▶

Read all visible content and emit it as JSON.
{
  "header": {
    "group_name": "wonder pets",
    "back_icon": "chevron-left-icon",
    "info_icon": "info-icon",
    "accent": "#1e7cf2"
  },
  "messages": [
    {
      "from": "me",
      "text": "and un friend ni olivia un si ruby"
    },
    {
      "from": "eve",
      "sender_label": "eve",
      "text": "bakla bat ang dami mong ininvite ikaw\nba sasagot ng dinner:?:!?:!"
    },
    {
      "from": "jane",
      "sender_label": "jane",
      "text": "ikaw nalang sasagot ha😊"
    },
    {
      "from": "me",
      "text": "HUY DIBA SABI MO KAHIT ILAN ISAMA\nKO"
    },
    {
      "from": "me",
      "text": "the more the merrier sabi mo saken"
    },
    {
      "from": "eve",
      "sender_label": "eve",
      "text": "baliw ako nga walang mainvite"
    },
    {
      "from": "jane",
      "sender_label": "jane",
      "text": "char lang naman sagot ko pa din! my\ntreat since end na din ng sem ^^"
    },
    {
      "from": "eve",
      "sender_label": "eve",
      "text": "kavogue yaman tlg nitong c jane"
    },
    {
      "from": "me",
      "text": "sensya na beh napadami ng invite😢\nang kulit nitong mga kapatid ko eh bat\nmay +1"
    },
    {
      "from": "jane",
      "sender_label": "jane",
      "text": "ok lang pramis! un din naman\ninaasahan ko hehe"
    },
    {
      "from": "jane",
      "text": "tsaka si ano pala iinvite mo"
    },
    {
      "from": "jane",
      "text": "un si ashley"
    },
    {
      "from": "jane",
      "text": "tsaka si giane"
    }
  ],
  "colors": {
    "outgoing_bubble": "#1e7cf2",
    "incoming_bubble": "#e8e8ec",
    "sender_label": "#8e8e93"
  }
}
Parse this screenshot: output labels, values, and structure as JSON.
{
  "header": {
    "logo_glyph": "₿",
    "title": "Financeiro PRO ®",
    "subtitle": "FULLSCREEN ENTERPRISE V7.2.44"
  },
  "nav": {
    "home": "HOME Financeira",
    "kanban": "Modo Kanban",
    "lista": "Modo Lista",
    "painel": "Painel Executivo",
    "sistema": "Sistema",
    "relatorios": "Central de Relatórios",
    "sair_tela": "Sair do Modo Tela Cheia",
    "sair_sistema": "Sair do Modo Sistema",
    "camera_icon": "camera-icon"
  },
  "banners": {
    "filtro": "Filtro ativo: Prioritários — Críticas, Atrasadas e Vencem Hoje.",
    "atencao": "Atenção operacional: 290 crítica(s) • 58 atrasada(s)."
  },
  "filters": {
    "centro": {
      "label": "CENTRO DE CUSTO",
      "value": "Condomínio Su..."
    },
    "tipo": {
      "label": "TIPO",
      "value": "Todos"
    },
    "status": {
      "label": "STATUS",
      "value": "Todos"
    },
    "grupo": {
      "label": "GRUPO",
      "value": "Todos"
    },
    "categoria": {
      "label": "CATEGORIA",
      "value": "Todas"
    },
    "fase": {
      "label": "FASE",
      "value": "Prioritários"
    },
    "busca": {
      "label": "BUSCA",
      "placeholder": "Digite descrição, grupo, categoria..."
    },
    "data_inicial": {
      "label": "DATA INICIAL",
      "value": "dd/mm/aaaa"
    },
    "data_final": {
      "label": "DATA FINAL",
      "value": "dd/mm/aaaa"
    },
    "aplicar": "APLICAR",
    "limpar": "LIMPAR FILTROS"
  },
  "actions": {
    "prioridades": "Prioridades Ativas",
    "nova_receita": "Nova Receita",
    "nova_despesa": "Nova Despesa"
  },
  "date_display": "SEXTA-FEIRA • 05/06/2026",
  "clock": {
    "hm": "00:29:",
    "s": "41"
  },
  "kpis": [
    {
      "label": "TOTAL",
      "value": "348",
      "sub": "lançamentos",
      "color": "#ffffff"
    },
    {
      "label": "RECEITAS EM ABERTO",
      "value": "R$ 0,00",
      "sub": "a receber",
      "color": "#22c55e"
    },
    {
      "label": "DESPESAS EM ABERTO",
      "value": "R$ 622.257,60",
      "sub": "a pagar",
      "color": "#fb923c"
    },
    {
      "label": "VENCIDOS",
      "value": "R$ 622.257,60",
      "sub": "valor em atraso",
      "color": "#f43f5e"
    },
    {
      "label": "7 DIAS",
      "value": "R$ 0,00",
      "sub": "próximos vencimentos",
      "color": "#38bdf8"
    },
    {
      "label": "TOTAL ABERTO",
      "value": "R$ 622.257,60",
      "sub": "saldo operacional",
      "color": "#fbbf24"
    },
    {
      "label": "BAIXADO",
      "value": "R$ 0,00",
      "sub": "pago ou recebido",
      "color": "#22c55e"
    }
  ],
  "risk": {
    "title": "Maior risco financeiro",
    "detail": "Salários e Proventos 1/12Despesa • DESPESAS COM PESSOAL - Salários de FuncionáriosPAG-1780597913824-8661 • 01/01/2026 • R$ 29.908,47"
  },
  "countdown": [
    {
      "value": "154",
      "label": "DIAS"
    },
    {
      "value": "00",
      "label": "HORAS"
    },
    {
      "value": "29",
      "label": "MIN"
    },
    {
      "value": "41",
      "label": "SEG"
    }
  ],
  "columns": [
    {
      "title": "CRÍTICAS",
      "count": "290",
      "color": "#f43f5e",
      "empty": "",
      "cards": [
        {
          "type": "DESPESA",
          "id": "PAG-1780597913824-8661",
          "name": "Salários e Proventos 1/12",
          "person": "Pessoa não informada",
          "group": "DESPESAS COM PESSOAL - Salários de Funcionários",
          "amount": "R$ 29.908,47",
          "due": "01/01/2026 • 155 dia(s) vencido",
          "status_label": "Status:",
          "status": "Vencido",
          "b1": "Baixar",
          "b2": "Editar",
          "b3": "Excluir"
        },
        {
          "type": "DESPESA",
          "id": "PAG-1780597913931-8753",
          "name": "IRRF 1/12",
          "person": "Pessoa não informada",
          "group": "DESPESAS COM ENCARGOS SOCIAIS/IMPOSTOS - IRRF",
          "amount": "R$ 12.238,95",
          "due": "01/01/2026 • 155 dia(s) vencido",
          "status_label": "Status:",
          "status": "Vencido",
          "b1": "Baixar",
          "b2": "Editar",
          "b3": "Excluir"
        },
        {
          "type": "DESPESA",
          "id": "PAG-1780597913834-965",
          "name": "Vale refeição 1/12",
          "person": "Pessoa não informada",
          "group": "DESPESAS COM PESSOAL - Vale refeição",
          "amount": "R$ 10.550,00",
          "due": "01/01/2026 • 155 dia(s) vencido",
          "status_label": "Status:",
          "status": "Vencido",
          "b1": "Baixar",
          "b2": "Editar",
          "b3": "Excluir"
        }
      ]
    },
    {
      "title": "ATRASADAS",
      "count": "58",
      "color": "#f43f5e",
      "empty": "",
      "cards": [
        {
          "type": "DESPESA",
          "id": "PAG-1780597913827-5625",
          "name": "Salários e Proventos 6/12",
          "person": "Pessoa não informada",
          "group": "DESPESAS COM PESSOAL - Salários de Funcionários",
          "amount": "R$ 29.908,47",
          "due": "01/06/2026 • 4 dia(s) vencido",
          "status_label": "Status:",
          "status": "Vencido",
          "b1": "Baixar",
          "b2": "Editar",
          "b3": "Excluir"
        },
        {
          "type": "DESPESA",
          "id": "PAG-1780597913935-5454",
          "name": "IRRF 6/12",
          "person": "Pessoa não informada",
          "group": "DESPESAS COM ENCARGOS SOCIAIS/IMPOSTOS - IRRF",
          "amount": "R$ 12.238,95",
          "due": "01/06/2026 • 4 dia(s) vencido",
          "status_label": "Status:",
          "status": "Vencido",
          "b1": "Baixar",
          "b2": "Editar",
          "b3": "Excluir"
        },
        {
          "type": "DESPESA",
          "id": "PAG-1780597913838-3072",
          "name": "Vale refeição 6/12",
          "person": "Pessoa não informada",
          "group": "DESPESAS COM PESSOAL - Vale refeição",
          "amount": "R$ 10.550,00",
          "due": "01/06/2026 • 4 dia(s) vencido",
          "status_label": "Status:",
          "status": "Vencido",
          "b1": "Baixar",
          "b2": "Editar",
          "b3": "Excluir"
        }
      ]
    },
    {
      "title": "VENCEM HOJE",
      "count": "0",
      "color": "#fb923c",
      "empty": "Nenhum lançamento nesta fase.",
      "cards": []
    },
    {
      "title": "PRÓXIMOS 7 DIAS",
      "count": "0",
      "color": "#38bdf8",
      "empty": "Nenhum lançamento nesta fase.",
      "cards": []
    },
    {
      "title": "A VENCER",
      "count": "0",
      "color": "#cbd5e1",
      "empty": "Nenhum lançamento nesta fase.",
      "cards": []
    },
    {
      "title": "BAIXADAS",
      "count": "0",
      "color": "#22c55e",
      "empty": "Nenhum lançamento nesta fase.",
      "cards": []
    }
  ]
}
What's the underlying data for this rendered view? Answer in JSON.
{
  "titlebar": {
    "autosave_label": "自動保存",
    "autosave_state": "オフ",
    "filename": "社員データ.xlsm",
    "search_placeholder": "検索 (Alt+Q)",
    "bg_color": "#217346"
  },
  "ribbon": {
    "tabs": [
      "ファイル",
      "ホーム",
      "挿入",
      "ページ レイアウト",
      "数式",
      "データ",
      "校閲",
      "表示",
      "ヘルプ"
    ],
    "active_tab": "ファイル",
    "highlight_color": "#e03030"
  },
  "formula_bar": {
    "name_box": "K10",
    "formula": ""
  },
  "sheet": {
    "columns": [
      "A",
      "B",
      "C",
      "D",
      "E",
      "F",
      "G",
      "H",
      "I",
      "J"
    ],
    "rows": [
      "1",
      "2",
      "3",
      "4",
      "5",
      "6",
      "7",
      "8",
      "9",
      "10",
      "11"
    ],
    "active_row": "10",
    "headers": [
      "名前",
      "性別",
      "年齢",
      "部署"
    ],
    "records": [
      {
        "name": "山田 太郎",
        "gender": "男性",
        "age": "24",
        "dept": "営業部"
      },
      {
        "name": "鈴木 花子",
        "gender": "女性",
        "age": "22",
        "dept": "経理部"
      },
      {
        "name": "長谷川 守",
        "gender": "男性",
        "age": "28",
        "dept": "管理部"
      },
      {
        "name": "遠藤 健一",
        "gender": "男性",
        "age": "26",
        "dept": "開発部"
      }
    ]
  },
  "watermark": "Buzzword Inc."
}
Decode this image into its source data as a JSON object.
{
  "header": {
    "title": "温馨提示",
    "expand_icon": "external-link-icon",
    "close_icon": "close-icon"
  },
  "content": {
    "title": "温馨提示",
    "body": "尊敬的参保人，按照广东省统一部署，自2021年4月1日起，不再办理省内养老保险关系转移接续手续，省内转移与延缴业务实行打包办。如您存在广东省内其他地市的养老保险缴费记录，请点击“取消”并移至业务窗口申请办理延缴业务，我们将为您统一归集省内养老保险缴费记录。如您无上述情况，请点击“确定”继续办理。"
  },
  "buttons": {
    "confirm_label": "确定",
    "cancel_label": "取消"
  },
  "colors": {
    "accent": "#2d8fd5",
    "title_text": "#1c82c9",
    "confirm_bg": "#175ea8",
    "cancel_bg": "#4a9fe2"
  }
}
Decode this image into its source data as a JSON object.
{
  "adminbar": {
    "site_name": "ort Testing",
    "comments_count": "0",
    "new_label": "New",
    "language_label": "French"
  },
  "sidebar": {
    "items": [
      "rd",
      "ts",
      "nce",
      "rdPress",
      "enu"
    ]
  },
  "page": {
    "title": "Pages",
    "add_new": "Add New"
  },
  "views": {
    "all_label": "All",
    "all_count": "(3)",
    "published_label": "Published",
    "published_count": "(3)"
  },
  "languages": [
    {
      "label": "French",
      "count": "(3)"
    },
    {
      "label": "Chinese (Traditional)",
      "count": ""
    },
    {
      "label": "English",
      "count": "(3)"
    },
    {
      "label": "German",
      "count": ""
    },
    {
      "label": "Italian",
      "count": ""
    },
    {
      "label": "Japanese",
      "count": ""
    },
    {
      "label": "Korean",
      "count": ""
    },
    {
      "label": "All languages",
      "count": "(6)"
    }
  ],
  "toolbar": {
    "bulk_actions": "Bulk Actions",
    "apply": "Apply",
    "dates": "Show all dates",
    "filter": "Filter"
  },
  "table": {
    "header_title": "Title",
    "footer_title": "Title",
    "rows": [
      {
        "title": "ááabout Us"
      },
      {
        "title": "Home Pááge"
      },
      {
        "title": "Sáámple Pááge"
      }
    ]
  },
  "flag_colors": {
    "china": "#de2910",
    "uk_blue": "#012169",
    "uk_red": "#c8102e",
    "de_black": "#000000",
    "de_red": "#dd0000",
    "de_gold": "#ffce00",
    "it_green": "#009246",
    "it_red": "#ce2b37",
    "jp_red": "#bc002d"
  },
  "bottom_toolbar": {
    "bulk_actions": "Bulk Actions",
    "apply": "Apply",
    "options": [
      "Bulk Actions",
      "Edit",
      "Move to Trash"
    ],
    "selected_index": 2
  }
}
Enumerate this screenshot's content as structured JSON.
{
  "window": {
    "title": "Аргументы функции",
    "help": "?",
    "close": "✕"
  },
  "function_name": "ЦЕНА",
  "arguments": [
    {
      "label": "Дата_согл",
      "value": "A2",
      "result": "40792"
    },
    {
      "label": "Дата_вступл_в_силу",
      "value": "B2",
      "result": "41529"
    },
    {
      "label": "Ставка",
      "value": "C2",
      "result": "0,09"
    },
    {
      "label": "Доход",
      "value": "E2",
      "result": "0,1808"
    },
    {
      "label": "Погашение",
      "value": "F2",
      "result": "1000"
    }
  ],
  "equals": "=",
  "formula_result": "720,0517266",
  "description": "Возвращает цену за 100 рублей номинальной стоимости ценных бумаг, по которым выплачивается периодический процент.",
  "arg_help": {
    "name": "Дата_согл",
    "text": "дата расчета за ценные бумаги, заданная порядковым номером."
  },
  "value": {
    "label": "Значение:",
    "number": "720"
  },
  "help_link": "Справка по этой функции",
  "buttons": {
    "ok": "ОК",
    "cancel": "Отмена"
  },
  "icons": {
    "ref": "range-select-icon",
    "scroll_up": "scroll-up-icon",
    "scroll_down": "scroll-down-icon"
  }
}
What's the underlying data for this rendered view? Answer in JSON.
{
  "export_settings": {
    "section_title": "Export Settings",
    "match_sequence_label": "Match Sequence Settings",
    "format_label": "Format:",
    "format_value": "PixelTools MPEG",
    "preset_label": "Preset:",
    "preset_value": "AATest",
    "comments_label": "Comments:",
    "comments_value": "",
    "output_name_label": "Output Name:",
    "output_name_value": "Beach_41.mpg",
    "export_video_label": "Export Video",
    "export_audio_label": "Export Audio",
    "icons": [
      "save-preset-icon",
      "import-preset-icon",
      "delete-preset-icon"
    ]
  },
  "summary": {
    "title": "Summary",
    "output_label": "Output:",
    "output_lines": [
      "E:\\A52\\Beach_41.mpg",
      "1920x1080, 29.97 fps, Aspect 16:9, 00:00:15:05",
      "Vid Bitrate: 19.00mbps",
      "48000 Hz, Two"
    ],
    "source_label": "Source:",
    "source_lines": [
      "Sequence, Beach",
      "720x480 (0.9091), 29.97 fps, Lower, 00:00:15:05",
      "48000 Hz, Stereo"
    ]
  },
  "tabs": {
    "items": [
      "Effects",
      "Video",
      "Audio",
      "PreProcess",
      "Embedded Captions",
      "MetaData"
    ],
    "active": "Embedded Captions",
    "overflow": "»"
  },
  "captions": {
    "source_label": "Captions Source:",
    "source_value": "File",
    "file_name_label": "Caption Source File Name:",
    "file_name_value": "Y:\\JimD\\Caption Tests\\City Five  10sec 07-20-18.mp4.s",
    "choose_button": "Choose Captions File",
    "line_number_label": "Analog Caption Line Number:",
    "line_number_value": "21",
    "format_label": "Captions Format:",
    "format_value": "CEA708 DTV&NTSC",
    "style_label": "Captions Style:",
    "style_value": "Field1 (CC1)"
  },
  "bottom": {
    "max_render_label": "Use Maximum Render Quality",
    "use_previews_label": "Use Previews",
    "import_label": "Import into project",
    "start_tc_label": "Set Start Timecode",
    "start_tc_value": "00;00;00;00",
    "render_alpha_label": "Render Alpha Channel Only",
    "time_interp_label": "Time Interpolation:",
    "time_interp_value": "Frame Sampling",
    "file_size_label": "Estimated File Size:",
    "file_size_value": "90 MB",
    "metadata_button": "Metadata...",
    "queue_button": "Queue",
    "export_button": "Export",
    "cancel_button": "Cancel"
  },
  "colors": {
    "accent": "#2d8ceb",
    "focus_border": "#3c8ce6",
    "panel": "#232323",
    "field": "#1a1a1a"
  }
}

◀

**What you will do:** Gather up every line in the data above that contains the word "Proventos", copying each one.

**Task solution:**
    "detail": "Salários e Proventos 1/12Despesa • DESPESAS COM PESSOAL - Salários de FuncionáriosPAG-1780597913824-8661 • 01/01/2026 • R$ 29.908,47"
          "name": "Salários e Proventos 1/12",
          "name": "Salários e Proventos 6/12",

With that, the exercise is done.